Repeat the whole listing below, word for word.

[START OF Input rows]

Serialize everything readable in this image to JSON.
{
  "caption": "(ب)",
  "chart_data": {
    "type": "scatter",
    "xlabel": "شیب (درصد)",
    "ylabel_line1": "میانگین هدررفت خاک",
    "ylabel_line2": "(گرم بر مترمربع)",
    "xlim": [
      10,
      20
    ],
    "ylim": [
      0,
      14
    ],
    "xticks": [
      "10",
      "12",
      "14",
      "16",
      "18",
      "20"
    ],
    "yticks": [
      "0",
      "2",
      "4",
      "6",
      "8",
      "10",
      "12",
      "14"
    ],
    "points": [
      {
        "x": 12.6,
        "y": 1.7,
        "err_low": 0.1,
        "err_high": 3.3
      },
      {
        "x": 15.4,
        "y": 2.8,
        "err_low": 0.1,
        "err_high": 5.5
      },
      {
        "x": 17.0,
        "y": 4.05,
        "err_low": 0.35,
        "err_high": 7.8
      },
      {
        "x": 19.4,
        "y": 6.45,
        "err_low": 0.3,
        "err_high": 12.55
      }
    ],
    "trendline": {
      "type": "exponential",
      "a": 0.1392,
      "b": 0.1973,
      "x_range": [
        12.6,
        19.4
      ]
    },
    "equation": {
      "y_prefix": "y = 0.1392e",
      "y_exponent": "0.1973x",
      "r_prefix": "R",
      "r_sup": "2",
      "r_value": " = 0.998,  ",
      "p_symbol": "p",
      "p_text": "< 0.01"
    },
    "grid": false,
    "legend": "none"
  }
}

[END OF Input rows]

Exercise response:
Serialize everything readable in this image to JSON.
{
  "caption": "(ب)",
  "chart_data": {
    "type": "scatter",
    "xlabel": "شیب (درصد)",
    "ylabel_line1": "میانگین هدررفت خاک",
    "ylabel_line2": "(گرم بر مترمربع)",
    "xlim": [
      10,
      20
    ],
    "ylim": [
      0,
      14
    ],
    "xticks": [
      "10",
      "12",
      "14",
      "16",
      "18",
      "20"
    ],
    "yticks": [
      "0",
      "2",
      "4",
      "6",
      "8",
      "10",
      "12",
      "14"
    ],
    "points": [
      {
        "x": 12.6,
        "y": 1.7,
        "err_low": 0.1,
        "err_high": 3.3
      },
      {
        "x": 15.4,
        "y": 2.8,
        "err_low": 0.1,
        "err_high": 5.5
      },
      {
        "x": 17.0,
        "y": 4.05,
        "err_low": 0.35,
        "err_high": 7.8
      },
      {
        "x": 19.4,
        "y": 6.45,
        "err_low": 0.3,
        "err_high": 12.55
      }
    ],
    "trendline": {
      "type": "exponential",
      "a": 0.1392,
      "b": 0.1973,
      "x_range": [
        12.6,
        19.4
      ]
    },
    "equation": {
      "y_prefix": "y = 0.1392e",
      "y_exponent": "0.1973x",
      "r_prefix": "R",
      "r_sup": "2",
      "r_value": " = 0.998,  ",
      "p_symbol": "p",
      "p_text": "< 0.01"
    },
    "grid": false,
    "legend": "none"
  }
}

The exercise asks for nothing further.